— START —

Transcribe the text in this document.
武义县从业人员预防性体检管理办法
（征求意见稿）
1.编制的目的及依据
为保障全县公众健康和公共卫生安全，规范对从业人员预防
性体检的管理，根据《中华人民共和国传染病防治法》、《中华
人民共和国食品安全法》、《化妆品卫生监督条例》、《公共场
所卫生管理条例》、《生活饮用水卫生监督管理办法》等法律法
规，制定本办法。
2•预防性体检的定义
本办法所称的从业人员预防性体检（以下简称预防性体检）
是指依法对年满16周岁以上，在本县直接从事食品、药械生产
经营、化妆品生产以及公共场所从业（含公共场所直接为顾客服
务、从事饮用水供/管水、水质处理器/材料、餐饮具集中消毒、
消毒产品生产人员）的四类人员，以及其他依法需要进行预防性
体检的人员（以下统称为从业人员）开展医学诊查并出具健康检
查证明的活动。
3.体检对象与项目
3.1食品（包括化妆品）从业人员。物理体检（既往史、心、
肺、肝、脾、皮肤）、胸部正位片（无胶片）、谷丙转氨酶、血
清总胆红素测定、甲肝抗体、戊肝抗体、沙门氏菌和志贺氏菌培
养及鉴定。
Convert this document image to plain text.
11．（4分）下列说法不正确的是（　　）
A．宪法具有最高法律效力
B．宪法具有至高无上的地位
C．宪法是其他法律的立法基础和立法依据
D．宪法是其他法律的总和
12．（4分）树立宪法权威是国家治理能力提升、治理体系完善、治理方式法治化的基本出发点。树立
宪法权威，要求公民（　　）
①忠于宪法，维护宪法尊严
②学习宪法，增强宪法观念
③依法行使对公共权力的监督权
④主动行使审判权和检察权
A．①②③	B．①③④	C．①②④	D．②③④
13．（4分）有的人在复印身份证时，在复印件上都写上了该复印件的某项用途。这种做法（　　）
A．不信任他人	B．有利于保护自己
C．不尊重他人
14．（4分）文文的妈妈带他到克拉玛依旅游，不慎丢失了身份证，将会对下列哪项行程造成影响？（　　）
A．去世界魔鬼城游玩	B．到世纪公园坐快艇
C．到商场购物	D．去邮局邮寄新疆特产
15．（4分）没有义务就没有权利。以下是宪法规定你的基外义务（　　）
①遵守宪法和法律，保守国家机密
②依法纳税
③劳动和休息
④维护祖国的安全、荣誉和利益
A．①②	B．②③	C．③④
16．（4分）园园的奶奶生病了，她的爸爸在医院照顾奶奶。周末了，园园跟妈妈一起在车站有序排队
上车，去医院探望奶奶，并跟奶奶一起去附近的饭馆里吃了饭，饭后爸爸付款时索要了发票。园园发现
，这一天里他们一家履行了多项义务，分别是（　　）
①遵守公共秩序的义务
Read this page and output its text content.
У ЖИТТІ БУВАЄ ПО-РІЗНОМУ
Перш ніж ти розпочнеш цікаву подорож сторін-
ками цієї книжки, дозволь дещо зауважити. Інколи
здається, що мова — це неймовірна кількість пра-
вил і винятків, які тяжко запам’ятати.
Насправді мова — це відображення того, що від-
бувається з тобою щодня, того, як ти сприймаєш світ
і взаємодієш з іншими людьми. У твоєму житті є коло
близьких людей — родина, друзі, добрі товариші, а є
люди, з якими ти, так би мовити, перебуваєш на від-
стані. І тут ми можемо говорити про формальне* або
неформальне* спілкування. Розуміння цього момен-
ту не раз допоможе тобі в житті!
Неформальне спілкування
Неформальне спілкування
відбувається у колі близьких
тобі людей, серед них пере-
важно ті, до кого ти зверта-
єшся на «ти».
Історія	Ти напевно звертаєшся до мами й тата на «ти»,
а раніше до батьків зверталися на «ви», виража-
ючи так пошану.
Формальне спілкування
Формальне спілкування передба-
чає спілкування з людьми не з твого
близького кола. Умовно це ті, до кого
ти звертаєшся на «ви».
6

— END —

Going through the entries above line by line, work out how many lines include the word "людьми". Only the number is required.

2